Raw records
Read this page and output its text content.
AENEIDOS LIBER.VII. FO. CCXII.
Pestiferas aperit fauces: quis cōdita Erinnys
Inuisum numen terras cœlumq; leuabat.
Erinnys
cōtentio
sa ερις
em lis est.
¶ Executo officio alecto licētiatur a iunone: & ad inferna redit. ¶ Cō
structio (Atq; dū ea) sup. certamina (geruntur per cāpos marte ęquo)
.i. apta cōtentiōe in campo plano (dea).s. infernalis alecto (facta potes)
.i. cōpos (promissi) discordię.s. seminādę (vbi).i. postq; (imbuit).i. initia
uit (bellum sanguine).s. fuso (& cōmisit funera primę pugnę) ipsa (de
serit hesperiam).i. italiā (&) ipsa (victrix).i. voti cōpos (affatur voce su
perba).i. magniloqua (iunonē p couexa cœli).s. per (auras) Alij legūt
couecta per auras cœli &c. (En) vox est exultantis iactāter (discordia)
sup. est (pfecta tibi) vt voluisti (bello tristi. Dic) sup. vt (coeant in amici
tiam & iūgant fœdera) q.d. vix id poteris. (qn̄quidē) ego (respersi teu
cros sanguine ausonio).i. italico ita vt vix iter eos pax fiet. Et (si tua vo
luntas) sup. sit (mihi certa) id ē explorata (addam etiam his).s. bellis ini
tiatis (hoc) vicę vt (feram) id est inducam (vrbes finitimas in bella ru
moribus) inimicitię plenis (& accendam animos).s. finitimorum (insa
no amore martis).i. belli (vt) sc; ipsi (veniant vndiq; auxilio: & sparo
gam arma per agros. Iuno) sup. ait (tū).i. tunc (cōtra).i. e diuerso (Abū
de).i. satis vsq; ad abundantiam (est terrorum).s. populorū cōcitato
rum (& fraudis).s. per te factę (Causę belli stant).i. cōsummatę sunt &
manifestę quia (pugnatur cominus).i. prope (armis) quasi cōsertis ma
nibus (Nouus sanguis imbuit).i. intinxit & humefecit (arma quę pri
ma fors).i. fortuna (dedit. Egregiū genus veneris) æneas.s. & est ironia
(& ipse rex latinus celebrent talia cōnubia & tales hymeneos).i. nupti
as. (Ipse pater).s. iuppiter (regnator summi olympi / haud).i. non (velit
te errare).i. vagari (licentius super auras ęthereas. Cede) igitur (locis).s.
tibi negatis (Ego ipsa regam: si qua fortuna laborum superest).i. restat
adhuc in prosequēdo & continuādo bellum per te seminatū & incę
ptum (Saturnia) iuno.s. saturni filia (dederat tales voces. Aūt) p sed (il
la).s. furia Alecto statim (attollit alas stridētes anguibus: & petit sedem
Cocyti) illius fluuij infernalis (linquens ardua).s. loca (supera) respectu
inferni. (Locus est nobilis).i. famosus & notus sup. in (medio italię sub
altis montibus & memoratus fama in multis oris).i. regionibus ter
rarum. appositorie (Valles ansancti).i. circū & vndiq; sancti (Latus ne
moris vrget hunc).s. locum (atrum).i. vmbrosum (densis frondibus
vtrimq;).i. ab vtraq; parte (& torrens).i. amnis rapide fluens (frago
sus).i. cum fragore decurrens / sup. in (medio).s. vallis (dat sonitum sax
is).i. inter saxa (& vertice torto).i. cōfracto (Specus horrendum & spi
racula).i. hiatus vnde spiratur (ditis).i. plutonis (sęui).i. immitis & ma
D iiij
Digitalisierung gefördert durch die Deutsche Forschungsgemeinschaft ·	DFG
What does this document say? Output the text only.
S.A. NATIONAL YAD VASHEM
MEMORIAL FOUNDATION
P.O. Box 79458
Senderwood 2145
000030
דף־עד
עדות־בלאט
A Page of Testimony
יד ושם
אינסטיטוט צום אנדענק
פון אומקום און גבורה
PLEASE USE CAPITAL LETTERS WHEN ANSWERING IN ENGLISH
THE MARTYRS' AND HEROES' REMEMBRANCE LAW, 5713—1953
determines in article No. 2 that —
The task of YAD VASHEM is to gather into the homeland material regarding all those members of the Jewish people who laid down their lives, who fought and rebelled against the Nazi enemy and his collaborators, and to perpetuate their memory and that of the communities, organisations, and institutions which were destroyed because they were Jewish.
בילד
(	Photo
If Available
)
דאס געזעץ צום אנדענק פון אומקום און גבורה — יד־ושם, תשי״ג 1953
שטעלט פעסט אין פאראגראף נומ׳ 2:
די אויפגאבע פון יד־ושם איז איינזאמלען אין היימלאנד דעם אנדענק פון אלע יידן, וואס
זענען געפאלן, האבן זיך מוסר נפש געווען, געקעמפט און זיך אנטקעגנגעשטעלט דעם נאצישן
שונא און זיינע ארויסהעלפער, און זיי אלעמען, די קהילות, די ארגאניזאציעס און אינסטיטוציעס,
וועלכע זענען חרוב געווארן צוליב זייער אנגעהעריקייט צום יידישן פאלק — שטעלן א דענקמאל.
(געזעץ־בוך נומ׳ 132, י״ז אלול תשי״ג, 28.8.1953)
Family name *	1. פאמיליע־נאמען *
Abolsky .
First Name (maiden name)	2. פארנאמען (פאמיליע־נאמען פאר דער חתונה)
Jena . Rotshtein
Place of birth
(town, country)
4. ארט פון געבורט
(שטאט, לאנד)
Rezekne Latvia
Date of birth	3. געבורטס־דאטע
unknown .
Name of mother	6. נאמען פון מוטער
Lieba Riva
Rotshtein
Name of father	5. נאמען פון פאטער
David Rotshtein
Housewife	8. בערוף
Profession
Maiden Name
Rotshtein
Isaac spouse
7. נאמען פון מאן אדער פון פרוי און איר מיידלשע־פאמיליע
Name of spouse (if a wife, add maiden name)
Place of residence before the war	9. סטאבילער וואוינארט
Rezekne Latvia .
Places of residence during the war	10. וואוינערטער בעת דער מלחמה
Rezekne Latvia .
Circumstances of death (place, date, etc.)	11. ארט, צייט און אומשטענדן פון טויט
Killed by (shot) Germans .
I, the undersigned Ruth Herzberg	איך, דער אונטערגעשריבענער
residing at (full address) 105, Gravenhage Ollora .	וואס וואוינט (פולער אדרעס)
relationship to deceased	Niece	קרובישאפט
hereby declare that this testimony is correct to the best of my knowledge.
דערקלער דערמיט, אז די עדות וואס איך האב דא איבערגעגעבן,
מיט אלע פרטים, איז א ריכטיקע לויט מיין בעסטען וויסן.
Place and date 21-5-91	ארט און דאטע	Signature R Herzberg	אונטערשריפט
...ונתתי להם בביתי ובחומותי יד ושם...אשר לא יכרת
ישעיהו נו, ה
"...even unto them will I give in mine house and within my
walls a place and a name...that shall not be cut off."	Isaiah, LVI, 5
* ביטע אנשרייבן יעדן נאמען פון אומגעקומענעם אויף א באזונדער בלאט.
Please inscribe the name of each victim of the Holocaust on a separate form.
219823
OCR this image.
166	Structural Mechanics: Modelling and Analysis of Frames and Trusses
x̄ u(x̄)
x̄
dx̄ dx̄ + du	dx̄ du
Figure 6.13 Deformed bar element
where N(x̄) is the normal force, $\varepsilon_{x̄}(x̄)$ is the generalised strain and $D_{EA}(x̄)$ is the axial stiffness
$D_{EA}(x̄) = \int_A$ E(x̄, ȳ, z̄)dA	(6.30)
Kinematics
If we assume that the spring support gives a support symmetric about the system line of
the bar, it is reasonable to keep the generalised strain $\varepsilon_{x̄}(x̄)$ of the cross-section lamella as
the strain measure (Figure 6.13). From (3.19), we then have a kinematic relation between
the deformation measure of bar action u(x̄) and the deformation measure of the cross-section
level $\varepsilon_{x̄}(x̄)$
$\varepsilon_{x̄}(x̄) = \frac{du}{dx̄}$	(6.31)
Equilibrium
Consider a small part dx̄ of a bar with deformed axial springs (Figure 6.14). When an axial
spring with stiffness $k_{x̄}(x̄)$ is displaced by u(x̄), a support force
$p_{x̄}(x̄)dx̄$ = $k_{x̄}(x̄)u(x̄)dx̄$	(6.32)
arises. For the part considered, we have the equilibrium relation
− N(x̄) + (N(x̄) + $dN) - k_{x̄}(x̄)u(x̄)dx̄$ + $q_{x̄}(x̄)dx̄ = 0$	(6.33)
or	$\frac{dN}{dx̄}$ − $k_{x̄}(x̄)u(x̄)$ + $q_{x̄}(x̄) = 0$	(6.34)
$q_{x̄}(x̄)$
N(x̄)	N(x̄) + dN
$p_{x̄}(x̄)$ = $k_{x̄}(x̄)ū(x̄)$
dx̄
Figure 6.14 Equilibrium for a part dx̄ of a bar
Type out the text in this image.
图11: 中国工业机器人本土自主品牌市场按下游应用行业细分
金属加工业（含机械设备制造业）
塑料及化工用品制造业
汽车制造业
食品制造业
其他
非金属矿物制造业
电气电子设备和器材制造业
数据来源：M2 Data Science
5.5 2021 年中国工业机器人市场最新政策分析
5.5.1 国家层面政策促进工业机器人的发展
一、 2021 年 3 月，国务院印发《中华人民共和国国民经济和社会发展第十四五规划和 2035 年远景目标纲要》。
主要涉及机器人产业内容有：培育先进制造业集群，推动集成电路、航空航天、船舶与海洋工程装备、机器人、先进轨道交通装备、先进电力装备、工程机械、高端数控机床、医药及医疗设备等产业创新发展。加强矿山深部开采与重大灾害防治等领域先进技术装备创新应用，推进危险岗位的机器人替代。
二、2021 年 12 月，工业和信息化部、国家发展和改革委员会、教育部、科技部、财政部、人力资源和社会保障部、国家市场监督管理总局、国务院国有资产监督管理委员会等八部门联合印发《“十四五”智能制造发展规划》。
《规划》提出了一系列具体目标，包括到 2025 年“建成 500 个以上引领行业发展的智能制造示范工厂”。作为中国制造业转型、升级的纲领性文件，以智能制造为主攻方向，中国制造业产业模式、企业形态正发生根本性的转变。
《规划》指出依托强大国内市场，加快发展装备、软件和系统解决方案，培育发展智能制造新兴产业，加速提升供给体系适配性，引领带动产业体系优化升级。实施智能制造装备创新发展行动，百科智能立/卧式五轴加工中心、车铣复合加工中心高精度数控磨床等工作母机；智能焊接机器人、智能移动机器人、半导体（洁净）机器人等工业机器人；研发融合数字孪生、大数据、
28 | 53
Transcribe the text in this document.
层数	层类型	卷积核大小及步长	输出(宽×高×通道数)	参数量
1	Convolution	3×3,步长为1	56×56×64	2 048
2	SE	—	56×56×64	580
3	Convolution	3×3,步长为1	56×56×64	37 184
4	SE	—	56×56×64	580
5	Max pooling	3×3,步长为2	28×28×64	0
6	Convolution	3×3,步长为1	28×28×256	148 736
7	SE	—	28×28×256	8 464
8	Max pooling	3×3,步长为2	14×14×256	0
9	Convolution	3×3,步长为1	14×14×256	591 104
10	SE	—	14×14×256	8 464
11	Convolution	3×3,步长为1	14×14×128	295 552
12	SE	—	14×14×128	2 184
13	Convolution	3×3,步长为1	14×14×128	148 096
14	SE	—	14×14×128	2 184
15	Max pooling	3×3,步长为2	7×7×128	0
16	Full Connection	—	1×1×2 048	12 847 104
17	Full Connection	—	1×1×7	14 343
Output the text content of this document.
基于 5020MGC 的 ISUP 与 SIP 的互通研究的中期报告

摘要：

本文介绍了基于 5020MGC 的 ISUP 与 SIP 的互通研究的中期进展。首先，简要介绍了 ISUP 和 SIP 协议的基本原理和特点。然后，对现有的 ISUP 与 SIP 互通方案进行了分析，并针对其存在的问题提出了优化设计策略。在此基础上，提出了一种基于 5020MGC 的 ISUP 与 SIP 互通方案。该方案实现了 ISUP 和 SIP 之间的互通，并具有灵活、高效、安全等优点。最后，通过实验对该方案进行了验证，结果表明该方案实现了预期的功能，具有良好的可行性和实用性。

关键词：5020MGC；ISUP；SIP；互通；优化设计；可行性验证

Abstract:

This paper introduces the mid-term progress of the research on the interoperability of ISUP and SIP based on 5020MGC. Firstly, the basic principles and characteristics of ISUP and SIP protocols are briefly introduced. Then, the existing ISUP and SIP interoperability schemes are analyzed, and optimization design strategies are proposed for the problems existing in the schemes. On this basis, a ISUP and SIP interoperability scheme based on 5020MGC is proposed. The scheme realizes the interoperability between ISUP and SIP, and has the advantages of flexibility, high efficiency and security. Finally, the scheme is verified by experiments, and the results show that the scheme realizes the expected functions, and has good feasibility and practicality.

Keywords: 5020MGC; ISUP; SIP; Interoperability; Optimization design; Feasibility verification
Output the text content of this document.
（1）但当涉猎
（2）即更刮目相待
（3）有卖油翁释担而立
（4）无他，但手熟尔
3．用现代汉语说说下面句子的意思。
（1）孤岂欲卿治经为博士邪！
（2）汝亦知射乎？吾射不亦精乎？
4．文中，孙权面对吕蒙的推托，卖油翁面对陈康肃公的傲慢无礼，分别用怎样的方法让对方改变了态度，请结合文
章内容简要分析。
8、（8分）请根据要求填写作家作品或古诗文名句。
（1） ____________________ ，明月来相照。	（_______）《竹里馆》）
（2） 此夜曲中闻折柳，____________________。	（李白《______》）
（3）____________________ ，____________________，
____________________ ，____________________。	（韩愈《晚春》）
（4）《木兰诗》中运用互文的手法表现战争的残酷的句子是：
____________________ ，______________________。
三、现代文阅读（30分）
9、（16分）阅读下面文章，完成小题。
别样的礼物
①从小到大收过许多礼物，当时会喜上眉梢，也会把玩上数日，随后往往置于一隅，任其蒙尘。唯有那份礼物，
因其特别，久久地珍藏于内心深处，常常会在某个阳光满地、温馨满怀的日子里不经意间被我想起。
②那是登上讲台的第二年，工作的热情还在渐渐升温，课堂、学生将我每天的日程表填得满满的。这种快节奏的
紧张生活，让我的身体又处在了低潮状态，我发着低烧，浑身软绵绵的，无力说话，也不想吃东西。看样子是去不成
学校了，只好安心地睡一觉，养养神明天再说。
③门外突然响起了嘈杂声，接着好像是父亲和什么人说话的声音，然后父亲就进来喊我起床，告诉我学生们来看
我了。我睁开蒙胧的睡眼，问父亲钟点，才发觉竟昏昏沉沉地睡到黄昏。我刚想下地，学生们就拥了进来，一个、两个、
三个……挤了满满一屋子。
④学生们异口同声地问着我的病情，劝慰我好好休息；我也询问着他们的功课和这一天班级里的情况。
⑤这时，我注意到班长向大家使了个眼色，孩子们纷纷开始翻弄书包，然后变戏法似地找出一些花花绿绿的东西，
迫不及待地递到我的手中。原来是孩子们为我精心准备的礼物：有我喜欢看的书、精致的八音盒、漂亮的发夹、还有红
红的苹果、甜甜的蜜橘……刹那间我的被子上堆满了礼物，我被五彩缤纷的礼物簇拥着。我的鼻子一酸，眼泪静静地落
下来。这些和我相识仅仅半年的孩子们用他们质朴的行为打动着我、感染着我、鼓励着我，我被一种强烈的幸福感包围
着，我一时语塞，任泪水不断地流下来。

▸ Exercise prompt
Pull out all lines containing the word "וואס" from the entries above.

▸ Output of the exercise
די אויפגאבע פון יד־ושם איז איינזאמלען אין היימלאנד דעם אנדענק פון אלע יידן, וואס
residing at (full address) 105, Gravenhage Ollora .	וואס וואוינט (פולער אדרעס)
דערקלער דערמיט, אז די עדות וואס איך האב דא איבערגעגעבן,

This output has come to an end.